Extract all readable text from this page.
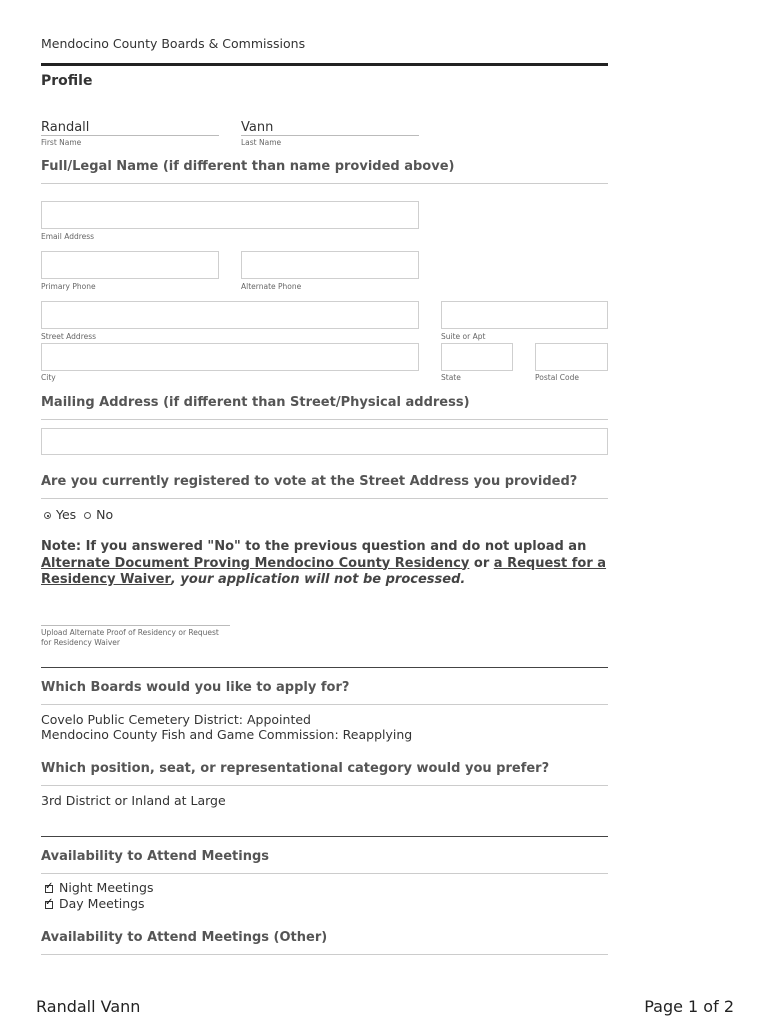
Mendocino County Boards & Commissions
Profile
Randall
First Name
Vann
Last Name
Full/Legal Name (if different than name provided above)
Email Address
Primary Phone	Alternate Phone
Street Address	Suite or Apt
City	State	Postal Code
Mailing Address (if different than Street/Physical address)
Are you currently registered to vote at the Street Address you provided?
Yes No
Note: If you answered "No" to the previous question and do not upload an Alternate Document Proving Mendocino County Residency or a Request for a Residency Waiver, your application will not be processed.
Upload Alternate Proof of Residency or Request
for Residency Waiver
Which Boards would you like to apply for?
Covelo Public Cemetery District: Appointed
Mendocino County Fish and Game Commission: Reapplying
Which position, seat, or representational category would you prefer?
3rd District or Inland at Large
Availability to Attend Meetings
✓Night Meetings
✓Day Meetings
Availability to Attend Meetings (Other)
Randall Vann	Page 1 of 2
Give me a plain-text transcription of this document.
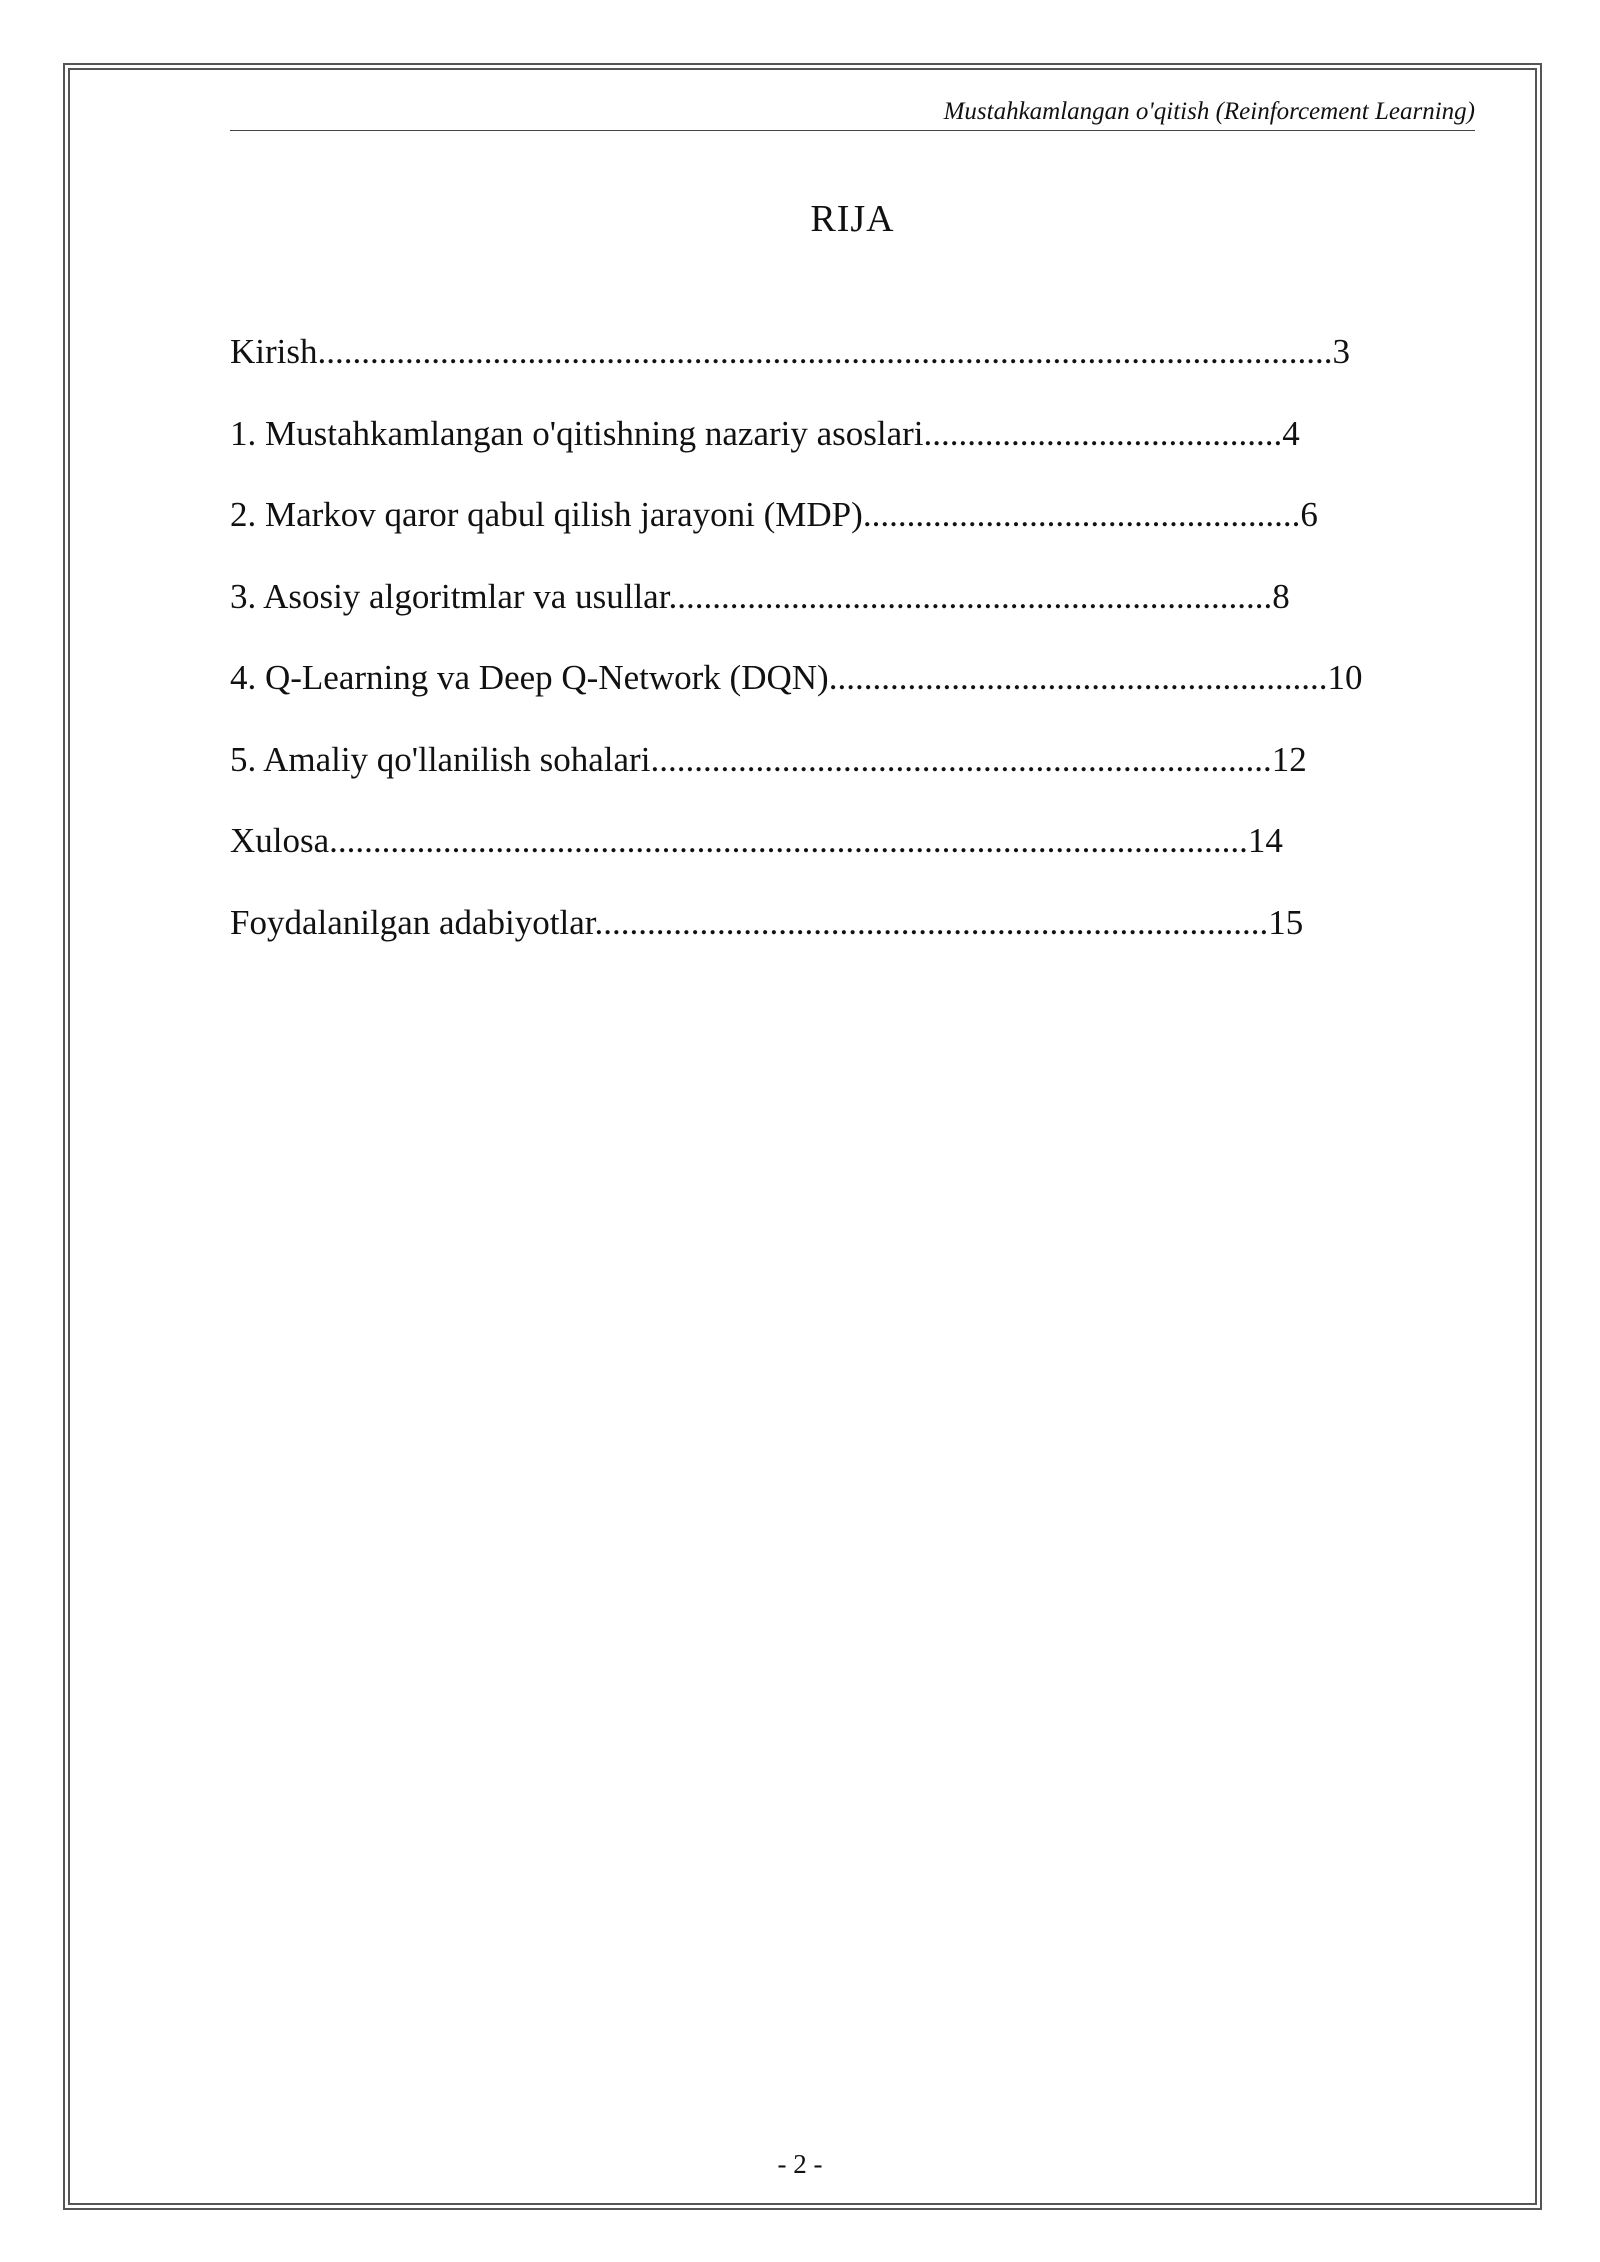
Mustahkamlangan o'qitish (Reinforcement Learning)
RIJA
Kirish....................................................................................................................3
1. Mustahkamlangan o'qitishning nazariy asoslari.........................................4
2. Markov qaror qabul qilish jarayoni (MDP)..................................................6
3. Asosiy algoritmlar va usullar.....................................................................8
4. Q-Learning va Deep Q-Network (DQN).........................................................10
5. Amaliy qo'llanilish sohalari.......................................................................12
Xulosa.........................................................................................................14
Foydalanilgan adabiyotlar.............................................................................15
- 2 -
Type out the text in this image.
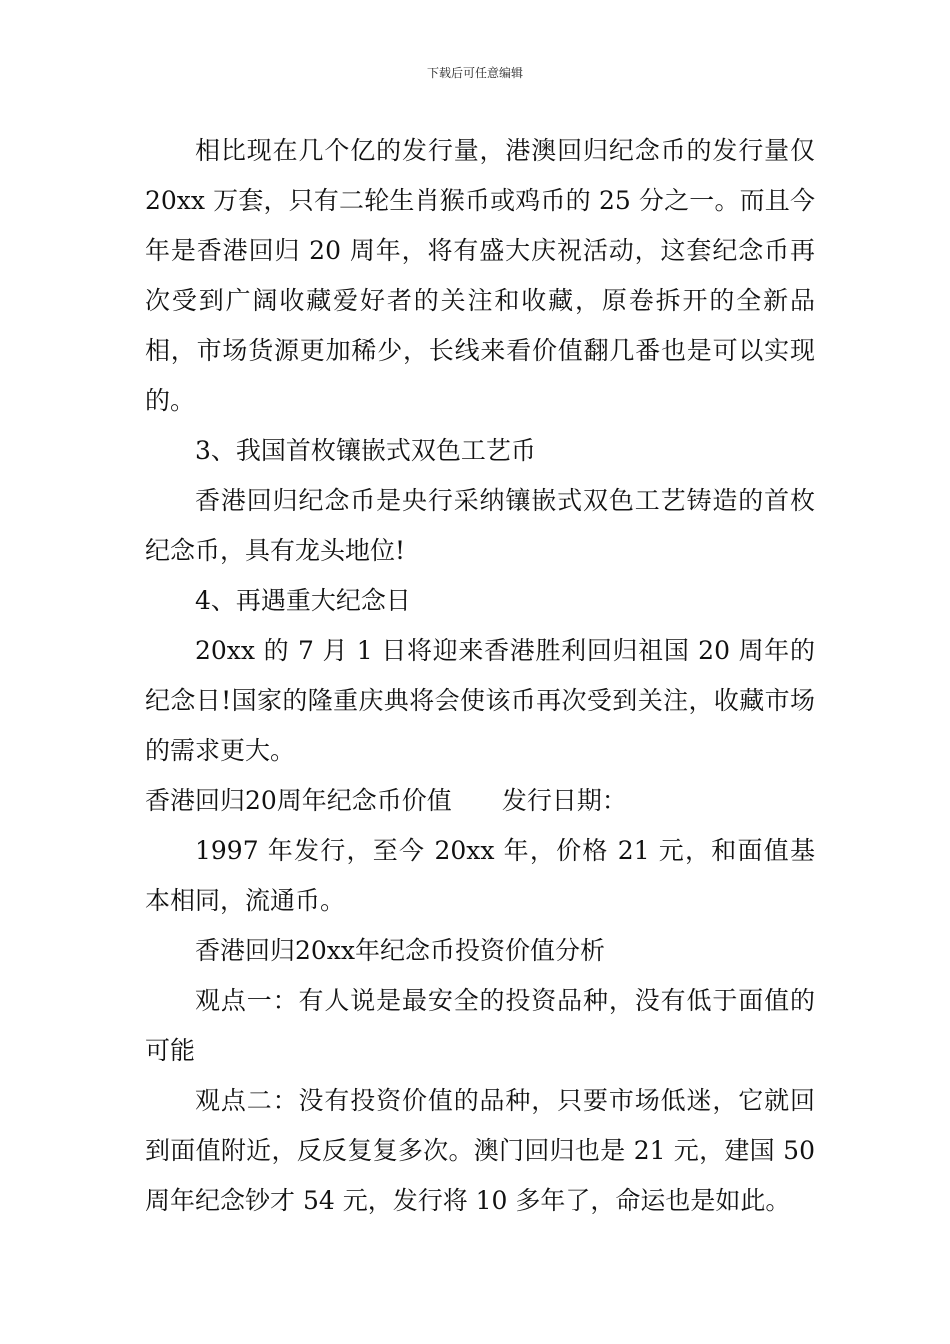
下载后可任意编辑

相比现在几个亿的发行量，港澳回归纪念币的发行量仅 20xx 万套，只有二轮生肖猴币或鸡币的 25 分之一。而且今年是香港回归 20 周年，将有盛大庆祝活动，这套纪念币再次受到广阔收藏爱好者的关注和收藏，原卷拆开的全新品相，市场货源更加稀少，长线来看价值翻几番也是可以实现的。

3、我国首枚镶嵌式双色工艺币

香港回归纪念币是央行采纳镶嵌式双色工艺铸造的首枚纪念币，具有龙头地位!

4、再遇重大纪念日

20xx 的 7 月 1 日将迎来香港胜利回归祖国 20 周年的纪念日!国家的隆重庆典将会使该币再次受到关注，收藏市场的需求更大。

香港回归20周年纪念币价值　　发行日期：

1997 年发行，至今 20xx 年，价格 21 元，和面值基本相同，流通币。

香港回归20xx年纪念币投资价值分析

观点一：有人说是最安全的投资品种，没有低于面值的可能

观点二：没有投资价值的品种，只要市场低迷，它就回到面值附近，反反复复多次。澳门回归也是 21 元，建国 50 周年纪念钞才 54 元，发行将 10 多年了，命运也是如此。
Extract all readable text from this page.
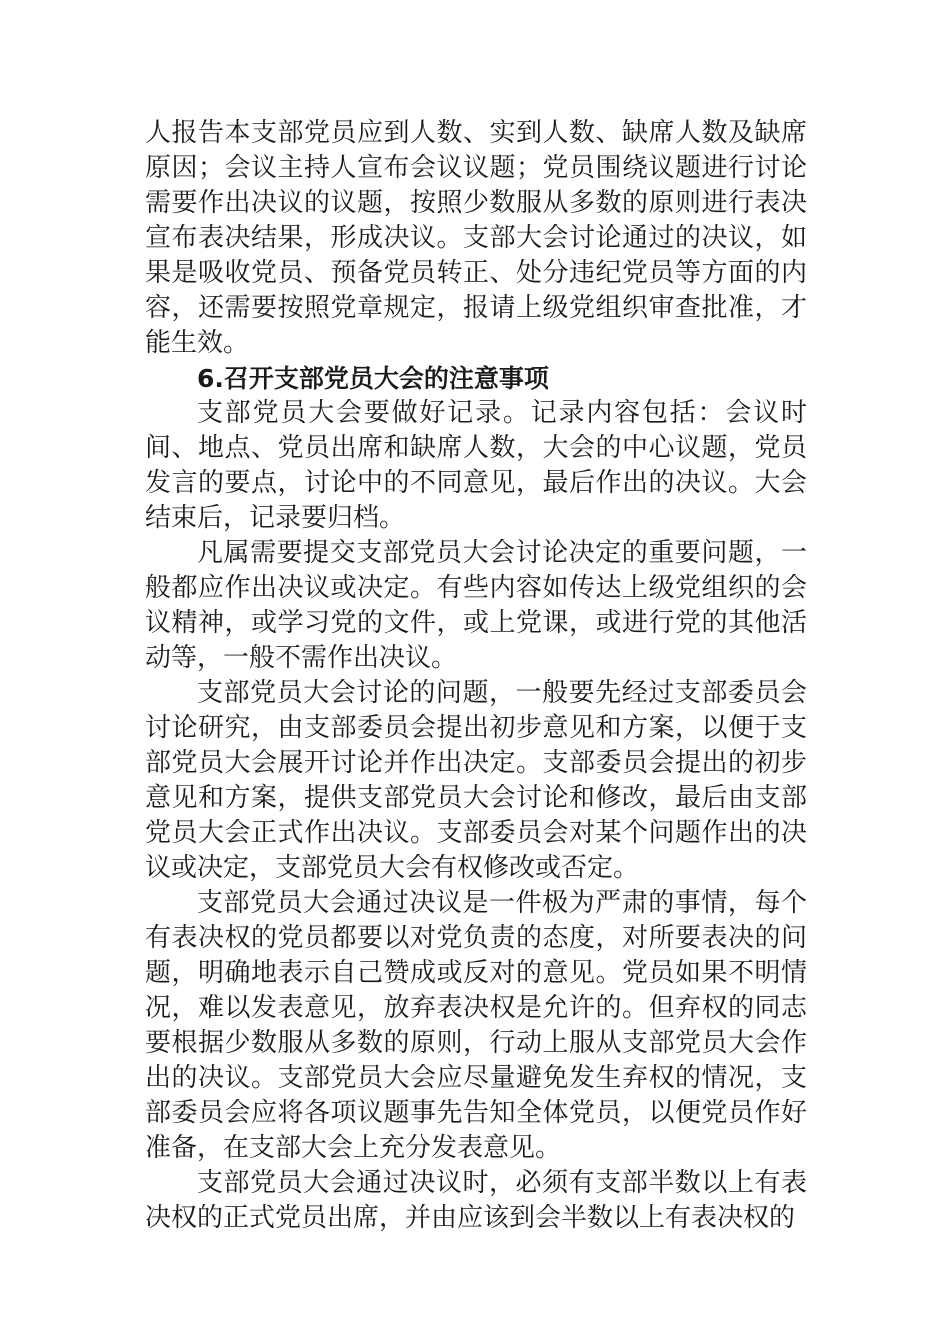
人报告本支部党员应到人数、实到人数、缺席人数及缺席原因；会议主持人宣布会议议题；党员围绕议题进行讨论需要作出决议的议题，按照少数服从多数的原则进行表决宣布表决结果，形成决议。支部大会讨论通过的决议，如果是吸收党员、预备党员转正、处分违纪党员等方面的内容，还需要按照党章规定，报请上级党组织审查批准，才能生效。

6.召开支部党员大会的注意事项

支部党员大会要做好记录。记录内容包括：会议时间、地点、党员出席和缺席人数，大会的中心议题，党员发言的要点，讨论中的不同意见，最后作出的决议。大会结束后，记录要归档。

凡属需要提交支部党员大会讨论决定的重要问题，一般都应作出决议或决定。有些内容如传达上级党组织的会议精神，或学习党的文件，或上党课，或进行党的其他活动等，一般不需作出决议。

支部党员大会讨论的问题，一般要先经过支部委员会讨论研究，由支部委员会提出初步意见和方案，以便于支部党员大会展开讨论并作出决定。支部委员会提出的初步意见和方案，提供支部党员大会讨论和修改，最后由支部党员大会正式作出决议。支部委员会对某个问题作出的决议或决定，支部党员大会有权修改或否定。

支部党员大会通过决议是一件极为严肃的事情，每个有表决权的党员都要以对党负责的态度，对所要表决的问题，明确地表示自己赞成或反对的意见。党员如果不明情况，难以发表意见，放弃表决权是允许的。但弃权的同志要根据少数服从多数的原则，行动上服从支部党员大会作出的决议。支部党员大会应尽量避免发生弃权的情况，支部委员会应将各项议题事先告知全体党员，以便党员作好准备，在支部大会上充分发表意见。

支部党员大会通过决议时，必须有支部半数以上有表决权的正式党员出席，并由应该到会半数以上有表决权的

========================================

» **Challenge**: Every line should be retyped exactly, with the pictures omitted.

» **Complete output**:
Extract all readable text from this page.
Mendocino County Boards & Commissions
Profile
Randall
First Name
Vann
Last Name
Full/Legal Name (if different than name provided above)
Email Address
Primary Phone	Alternate Phone
Street Address	Suite or Apt
City	State	Postal Code
Mailing Address (if different than Street/Physical address)
Are you currently registered to vote at the Street Address you provided?
Yes No
Note: If you answered "No" to the previous question and do not upload an Alternate Document Proving Mendocino County Residency or a Request for a Residency Waiver, your application will not be processed.
Upload Alternate Proof of Residency or Request
for Residency Waiver
Which Boards would you like to apply for?
Covelo Public Cemetery District: Appointed
Mendocino County Fish and Game Commission: Reapplying
Which position, seat, or representational category would you prefer?
3rd District or Inland at Large
Availability to Attend Meetings
✓Night Meetings
✓Day Meetings
Availability to Attend Meetings (Other)
Randall Vann	Page 1 of 2
Give me a plain-text transcription of this document.
Mustahkamlangan o'qitish (Reinforcement Learning)
RIJA
Kirish....................................................................................................................3
1. Mustahkamlangan o'qitishning nazariy asoslari.........................................4
2. Markov qaror qabul qilish jarayoni (MDP)..................................................6
3. Asosiy algoritmlar va usullar.....................................................................8
4. Q-Learning va Deep Q-Network (DQN).........................................................10
5. Amaliy qo'llanilish sohalari.......................................................................12
Xulosa.........................................................................................................14
Foydalanilgan adabiyotlar.............................................................................15
- 2 -
Type out the text in this image.
下载后可任意编辑

相比现在几个亿的发行量，港澳回归纪念币的发行量仅 20xx 万套，只有二轮生肖猴币或鸡币的 25 分之一。而且今年是香港回归 20 周年，将有盛大庆祝活动，这套纪念币再次受到广阔收藏爱好者的关注和收藏，原卷拆开的全新品相，市场货源更加稀少，长线来看价值翻几番也是可以实现的。

3、我国首枚镶嵌式双色工艺币

香港回归纪念币是央行采纳镶嵌式双色工艺铸造的首枚纪念币，具有龙头地位!

4、再遇重大纪念日

20xx 的 7 月 1 日将迎来香港胜利回归祖国 20 周年的纪念日!国家的隆重庆典将会使该币再次受到关注，收藏市场的需求更大。

香港回归20周年纪念币价值　　发行日期：

1997 年发行，至今 20xx 年，价格 21 元，和面值基本相同，流通币。

香港回归20xx年纪念币投资价值分析

观点一：有人说是最安全的投资品种，没有低于面值的可能

观点二：没有投资价值的品种，只要市场低迷，它就回到面值附近，反反复复多次。澳门回归也是 21 元，建国 50 周年纪念钞才 54 元，发行将 10 多年了，命运也是如此。
Extract all readable text from this page.
人报告本支部党员应到人数、实到人数、缺席人数及缺席原因；会议主持人宣布会议议题；党员围绕议题进行讨论需要作出决议的议题，按照少数服从多数的原则进行表决宣布表决结果，形成决议。支部大会讨论通过的决议，如果是吸收党员、预备党员转正、处分违纪党员等方面的内容，还需要按照党章规定，报请上级党组织审查批准，才能生效。

6.召开支部党员大会的注意事项

支部党员大会要做好记录。记录内容包括：会议时间、地点、党员出席和缺席人数，大会的中心议题，党员发言的要点，讨论中的不同意见，最后作出的决议。大会结束后，记录要归档。

凡属需要提交支部党员大会讨论决定的重要问题，一般都应作出决议或决定。有些内容如传达上级党组织的会议精神，或学习党的文件，或上党课，或进行党的其他活动等，一般不需作出决议。

支部党员大会讨论的问题，一般要先经过支部委员会讨论研究，由支部委员会提出初步意见和方案，以便于支部党员大会展开讨论并作出决定。支部委员会提出的初步意见和方案，提供支部党员大会讨论和修改，最后由支部党员大会正式作出决议。支部委员会对某个问题作出的决议或决定，支部党员大会有权修改或否定。

支部党员大会通过决议是一件极为严肃的事情，每个有表决权的党员都要以对党负责的态度，对所要表决的问题，明确地表示自己赞成或反对的意见。党员如果不明情况，难以发表意见，放弃表决权是允许的。但弃权的同志要根据少数服从多数的原则，行动上服从支部党员大会作出的决议。支部党员大会应尽量避免发生弃权的情况，支部委员会应将各项议题事先告知全体党员，以便党员作好准备，在支部大会上充分发表意见。

支部党员大会通过决议时，必须有支部半数以上有表决权的正式党员出席，并由应该到会半数以上有表决权的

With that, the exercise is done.